━━ MATERIAL PROVIDED ━━

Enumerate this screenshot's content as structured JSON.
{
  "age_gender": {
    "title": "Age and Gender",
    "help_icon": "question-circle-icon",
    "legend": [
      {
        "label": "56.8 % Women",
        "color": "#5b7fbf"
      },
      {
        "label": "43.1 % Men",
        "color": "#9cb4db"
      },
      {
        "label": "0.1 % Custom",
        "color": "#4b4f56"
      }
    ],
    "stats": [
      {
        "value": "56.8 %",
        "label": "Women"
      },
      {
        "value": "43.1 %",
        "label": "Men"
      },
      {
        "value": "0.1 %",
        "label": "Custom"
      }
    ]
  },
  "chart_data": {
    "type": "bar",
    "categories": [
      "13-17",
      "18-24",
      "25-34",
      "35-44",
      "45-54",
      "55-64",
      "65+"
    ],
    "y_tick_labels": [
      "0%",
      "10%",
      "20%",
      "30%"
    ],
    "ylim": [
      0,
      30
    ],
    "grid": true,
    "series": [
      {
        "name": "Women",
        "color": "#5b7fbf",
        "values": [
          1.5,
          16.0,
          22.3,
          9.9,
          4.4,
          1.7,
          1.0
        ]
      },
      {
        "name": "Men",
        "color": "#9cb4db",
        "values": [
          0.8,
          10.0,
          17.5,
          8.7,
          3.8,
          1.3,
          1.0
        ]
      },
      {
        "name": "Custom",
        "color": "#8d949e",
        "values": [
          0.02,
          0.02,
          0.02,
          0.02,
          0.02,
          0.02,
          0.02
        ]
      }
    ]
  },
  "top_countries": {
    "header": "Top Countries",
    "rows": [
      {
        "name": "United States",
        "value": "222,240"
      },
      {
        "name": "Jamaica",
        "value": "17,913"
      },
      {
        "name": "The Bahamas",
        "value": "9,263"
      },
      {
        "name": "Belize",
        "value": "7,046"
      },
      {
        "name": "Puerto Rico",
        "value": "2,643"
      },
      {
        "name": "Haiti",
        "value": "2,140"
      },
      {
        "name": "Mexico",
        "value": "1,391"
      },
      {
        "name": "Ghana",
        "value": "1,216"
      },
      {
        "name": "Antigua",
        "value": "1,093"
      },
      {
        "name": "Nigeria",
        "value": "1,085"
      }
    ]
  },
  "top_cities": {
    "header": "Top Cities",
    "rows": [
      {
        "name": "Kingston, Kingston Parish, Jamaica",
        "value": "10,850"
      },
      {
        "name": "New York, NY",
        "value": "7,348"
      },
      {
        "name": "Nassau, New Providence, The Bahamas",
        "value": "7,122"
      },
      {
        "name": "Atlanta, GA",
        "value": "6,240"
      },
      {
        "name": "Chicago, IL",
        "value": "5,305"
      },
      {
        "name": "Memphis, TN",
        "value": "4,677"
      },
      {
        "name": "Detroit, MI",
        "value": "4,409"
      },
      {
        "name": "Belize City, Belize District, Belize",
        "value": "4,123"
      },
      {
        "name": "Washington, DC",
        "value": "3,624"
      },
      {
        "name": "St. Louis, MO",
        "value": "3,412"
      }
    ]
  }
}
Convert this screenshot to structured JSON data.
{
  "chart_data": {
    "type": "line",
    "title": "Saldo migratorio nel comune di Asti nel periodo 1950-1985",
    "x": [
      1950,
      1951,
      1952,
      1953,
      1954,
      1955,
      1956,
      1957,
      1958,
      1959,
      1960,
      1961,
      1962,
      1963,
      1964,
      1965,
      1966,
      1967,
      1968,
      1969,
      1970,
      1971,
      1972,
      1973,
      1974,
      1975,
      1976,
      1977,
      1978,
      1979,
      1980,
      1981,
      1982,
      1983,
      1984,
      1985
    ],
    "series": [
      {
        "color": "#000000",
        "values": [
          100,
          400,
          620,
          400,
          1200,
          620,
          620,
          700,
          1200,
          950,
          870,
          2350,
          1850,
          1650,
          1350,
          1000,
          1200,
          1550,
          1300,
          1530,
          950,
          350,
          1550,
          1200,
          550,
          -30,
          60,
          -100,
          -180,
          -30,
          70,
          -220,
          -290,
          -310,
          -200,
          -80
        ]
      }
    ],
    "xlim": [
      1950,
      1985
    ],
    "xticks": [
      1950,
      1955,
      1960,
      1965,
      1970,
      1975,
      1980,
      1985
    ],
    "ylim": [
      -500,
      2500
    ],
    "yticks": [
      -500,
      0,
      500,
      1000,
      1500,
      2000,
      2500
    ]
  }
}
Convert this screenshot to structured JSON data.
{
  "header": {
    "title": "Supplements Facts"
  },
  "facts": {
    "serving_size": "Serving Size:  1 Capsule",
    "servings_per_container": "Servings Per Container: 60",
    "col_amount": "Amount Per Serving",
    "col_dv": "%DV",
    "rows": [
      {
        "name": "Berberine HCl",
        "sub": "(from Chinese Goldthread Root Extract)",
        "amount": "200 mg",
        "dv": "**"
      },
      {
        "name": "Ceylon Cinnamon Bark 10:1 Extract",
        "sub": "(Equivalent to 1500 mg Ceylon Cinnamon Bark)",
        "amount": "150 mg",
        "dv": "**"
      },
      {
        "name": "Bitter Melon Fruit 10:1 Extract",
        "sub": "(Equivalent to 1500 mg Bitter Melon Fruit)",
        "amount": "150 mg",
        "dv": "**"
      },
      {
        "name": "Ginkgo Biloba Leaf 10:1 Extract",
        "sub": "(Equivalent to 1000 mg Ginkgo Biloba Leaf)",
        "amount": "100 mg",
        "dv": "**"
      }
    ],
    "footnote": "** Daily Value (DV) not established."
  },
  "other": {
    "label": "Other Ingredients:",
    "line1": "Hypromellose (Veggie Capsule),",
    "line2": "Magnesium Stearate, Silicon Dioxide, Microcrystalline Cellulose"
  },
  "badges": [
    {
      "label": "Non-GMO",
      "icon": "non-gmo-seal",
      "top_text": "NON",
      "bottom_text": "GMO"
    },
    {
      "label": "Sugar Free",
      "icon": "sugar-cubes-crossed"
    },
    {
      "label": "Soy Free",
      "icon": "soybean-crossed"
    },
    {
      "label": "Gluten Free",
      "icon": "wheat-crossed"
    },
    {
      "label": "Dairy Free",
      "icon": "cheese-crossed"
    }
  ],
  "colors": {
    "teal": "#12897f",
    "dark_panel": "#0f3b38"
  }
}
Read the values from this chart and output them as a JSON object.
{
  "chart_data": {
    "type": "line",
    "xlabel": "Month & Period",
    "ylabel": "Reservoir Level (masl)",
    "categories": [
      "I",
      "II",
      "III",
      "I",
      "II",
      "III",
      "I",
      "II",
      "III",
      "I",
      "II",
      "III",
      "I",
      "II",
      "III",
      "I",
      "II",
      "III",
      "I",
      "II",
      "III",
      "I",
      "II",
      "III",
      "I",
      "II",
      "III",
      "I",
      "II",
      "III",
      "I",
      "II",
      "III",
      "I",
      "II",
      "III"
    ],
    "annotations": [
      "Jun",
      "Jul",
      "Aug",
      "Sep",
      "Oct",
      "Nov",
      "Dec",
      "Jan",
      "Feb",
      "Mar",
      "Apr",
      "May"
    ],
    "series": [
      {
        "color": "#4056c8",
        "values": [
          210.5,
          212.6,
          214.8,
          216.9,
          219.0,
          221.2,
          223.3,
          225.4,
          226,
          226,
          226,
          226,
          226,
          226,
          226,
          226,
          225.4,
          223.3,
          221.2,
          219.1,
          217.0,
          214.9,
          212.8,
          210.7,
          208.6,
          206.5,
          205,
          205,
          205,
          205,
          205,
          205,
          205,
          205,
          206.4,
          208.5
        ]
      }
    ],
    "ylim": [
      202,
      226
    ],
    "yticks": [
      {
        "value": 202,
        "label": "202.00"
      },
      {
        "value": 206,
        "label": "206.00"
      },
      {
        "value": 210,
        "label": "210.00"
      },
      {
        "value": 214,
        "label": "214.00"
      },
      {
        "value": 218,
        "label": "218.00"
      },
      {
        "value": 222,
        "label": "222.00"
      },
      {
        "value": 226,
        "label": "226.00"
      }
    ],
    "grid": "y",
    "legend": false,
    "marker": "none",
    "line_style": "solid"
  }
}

━━━

**GOAL**:
Go through the listing above and return every line where the word "Equivalent" occurs.

**SOLUTION TO THE EXERCISE**:
        "sub": "(Equivalent to 1500 mg Ceylon Cinnamon Bark)",
        "sub": "(Equivalent to 1500 mg Bitter Melon Fruit)",
        "sub": "(Equivalent to 1000 mg Ginkgo Biloba Leaf)",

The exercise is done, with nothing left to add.